**What the exercise asks:**
Copy out every line exactly, passing over the pictures.

**Record list:**
-- begin --

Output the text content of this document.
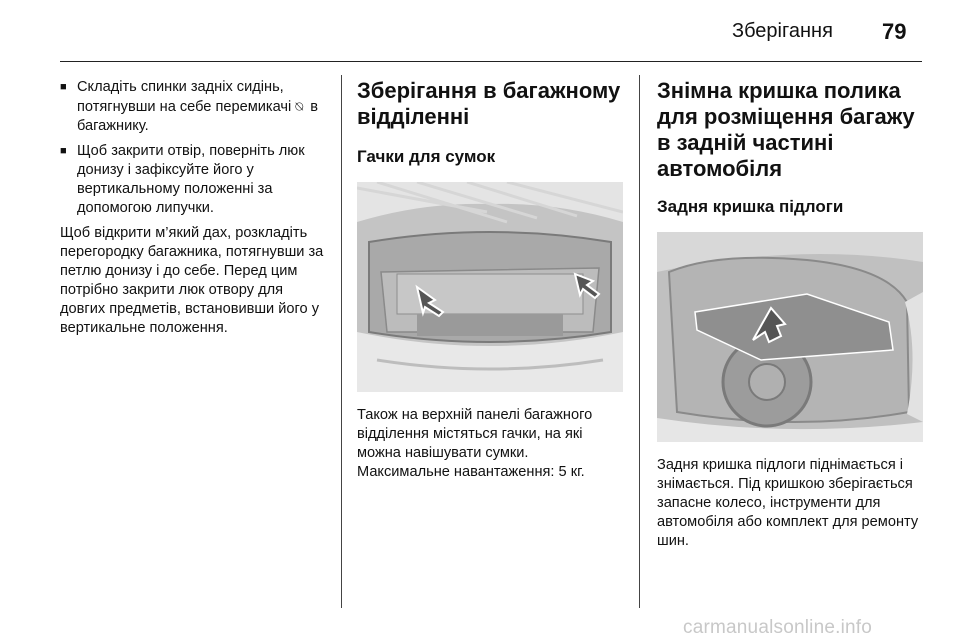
Зберігання 79
■ Складіть спинки задніх сидінь, потягнувши на себе перемикачі ⍉ в багажнику.
■ Щоб закрити отвір, поверніть люк донизу і зафіксуйте його у вертикальному положенні за допомогою липучки.

Щоб відкрити м’який дах, розкладіть перегородку багажника, потягнувши за петлю донизу і до себе. Перед цим потрібно закрити люк отвору для довгих предметів, встановивши його у вертикальне положення.

Зберігання в багажному відділенні
Гачки для сумок

Також на верхній панелі багажного відділення містяться гачки, на які можна навішувати сумки. Максимальне навантаження: 5 кг.

Знімна кришка полика для розміщення багажу в задній частині автомобіля
Задня кришка підлоги

Задня кришка підлоги піднімається і знімається. Під кришкою зберігається запасне колесо, інструменти для автомобіля або комплект для ремонту шин.

carmanualsonline.info
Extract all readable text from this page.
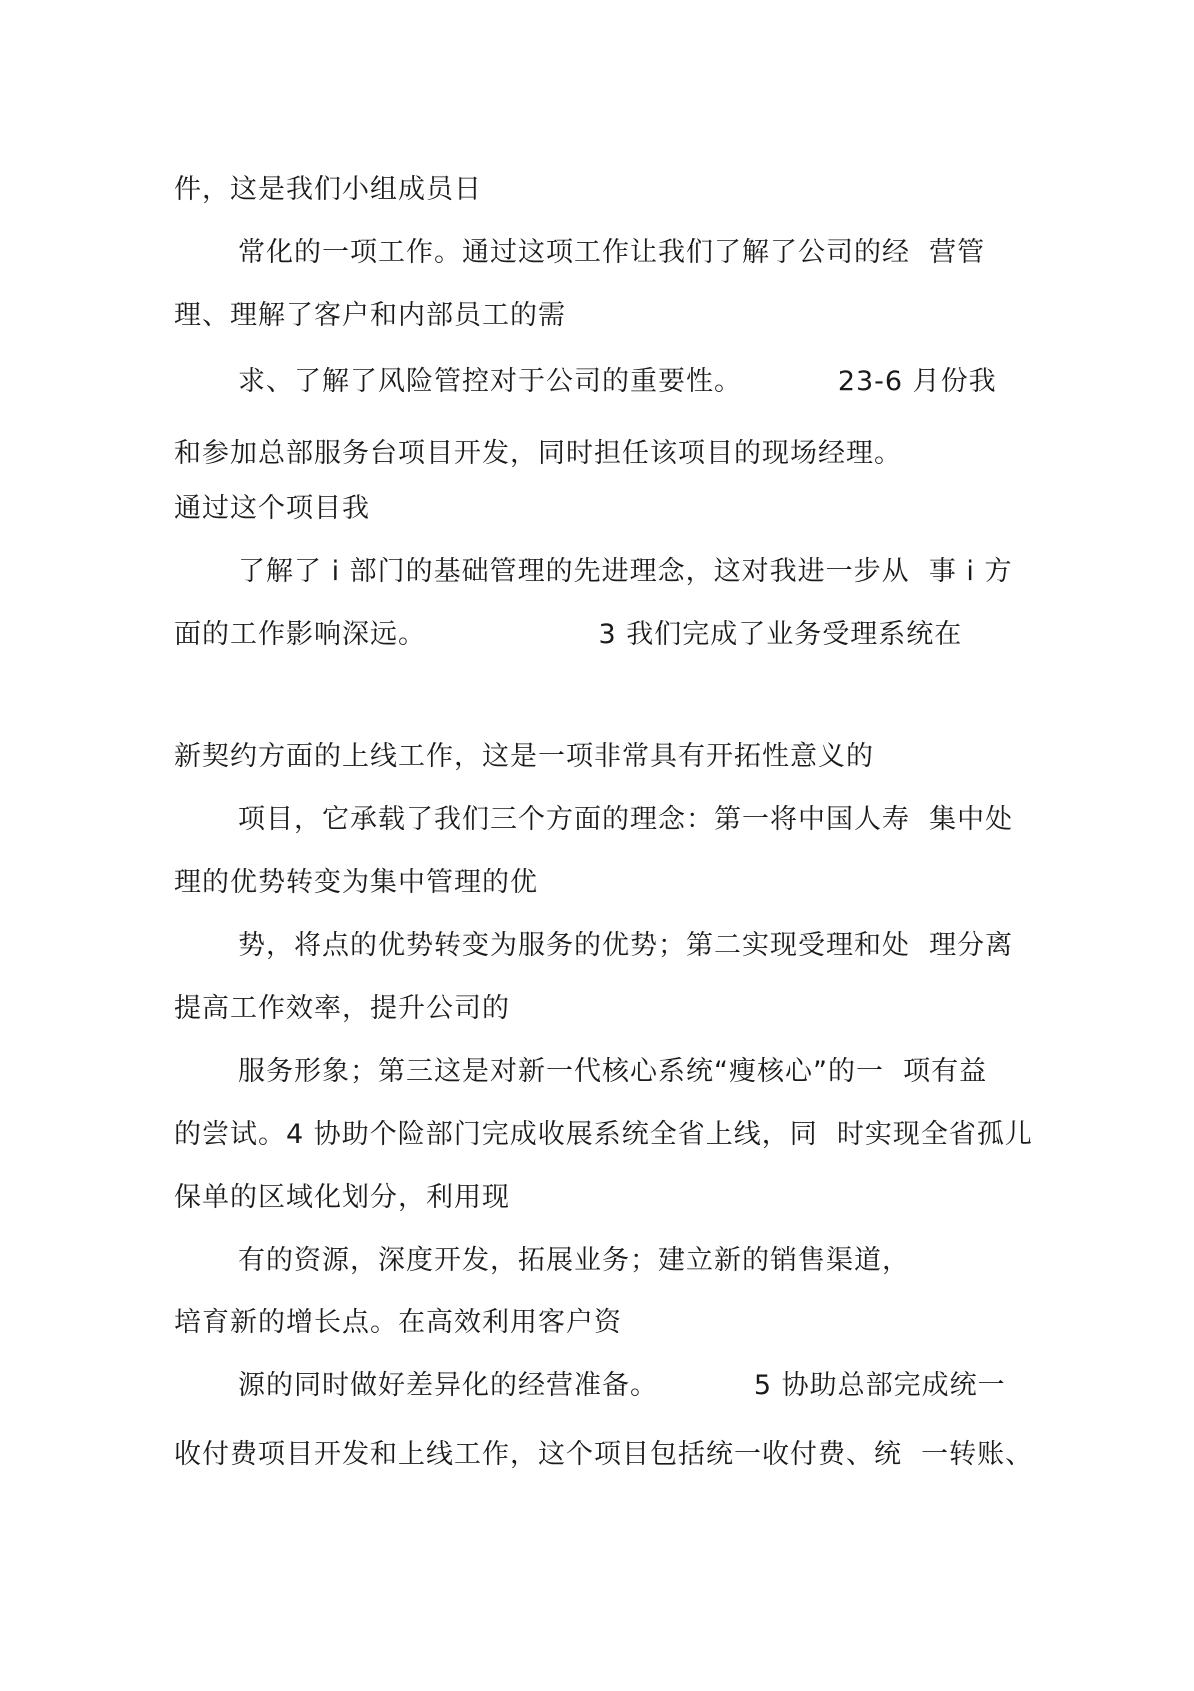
件，这是我们小组成员日
常化的一项工作。通过这项工作让我们了解了公司的经  营管
理、理解了客户和内部员工的需
求、了解了风险管控对于公司的重要性。          23-6 月份我
和参加总部服务台项目开发，同时担任该项目的现场经理。
通过这个项目我
了解了 i 部门的基础管理的先进理念，这对我进一步从  事 i 方
面的工作影响深远。                  3 我们完成了业务受理系统在
新契约方面的上线工作，这是一项非常具有开拓性意义的
项目，它承载了我们三个方面的理念：第一将中国人寿  集中处
理的优势转变为集中管理的优
势，将点的优势转变为服务的优势；第二实现受理和处  理分离
提高工作效率，提升公司的
服务形象；第三这是对新一代核心系统“瘦核心”的一  项有益
的尝试。4 协助个险部门完成收展系统全省上线，同  时实现全省孤儿
保单的区域化划分，利用现
有的资源，深度开发，拓展业务；建立新的销售渠道，
培育新的增长点。在高效利用客户资
源的同时做好差异化的经营准备。          5 协助总部完成统一
收付费项目开发和上线工作，这个项目包括统一收付费、统  一转账、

-- end --

**Solution to this exercise:**
Output the text content of this document.
Зберігання 79
■ Складіть спинки задніх сидінь, потягнувши на себе перемикачі ⍉ в багажнику.
■ Щоб закрити отвір, поверніть люк донизу і зафіксуйте його у вертикальному положенні за допомогою липучки.

Щоб відкрити м’який дах, розкладіть перегородку багажника, потягнувши за петлю донизу і до себе. Перед цим потрібно закрити люк отвору для довгих предметів, встановивши його у вертикальне положення.

Зберігання в багажному відділенні
Гачки для сумок

Також на верхній панелі багажного відділення містяться гачки, на які можна навішувати сумки. Максимальне навантаження: 5 кг.

Знімна кришка полика для розміщення багажу в задній частині автомобіля
Задня кришка підлоги

Задня кришка підлоги піднімається і знімається. Під кришкою зберігається запасне колесо, інструменти для автомобіля або комплект для ремонту шин.

carmanualsonline.info
Extract all readable text from this page.
件，这是我们小组成员日
常化的一项工作。通过这项工作让我们了解了公司的经  营管
理、理解了客户和内部员工的需
求、了解了风险管控对于公司的重要性。          23-6 月份我
和参加总部服务台项目开发，同时担任该项目的现场经理。
通过这个项目我
了解了 i 部门的基础管理的先进理念，这对我进一步从  事 i 方
面的工作影响深远。                  3 我们完成了业务受理系统在
新契约方面的上线工作，这是一项非常具有开拓性意义的
项目，它承载了我们三个方面的理念：第一将中国人寿  集中处
理的优势转变为集中管理的优
势，将点的优势转变为服务的优势；第二实现受理和处  理分离
提高工作效率，提升公司的
服务形象；第三这是对新一代核心系统“瘦核心”的一  项有益
的尝试。4 协助个险部门完成收展系统全省上线，同  时实现全省孤儿
保单的区域化划分，利用现
有的资源，深度开发，拓展业务；建立新的销售渠道，
培育新的增长点。在高效利用客户资
源的同时做好差异化的经营准备。          5 协助总部完成统一
收付费项目开发和上线工作，这个项目包括统一收付费、统  一转账、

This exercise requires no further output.